Element boundary records:
------------------------------------------------

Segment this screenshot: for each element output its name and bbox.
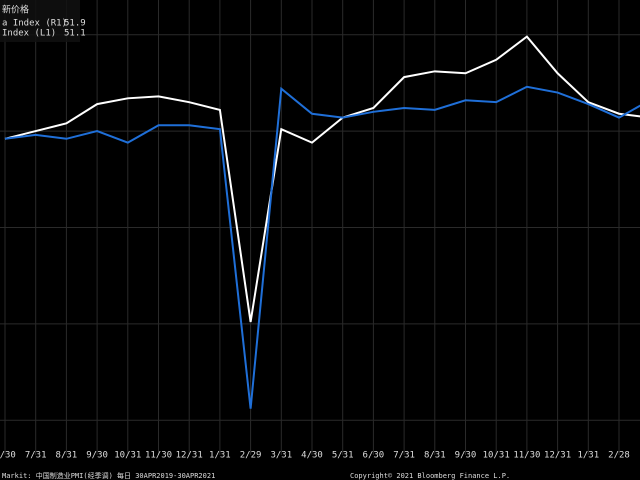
x-tick-label: 9/30 — [86, 451, 108, 461]
x-tick-label: 10/31 — [483, 451, 510, 461]
x-tick-label: 12/31 — [176, 451, 203, 461]
x-tick-label: 11/30 — [145, 451, 172, 461]
x-tick-label: 8/31 — [56, 451, 78, 461]
x-tick-label: 4/30 — [301, 451, 323, 461]
x-tick-label: 9/30 — [455, 451, 477, 461]
x-tick-label: 1/31 — [577, 451, 599, 461]
legend-box — [0, 0, 80, 42]
x-tick-label: 7/31 — [393, 451, 415, 461]
x-tick-label: 3/31 — [270, 451, 292, 461]
series-line — [4, 35, 640, 323]
x-tick-label: 2/29 — [240, 451, 262, 461]
legend-label: Index (L1) — [2, 29, 56, 39]
legend-title: 新价格 — [2, 4, 29, 16]
copyright: Copyright© 2021 Bloomberg Finance L.P. — [350, 472, 510, 480]
x-tick-label: 2/28 — [608, 451, 630, 461]
x-tick-label: 11/30 — [513, 451, 540, 461]
x-tick-label: 12/31 — [544, 451, 571, 461]
legend-value: 51.1 — [64, 29, 86, 39]
x-tick-label: 10/31 — [114, 451, 141, 461]
x-tick-label: 6/30 — [363, 451, 385, 461]
x-tick-label: 8/31 — [424, 451, 446, 461]
x-tick-label: 6/30 — [0, 451, 16, 461]
source: Markit: 中国制造业PMI(经季调) 每日 30APR2019-30APR… — [2, 471, 215, 480]
series-line — [4, 85, 640, 409]
plot-area — [0, 0, 640, 455]
legend-label: a Index (R1) — [2, 19, 67, 29]
x-tick-label: 1/31 — [209, 451, 231, 461]
x-tick-label: 7/31 — [25, 451, 47, 461]
legend-value: 51.9 — [64, 19, 86, 29]
x-tick-label: 5/31 — [332, 451, 354, 461]
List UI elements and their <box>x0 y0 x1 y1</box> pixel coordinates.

------------------------------------------------

• [Exercise requirements]:
Tally the lines in the data above that contain the string "series", and give only that number.

• [Result below]:
2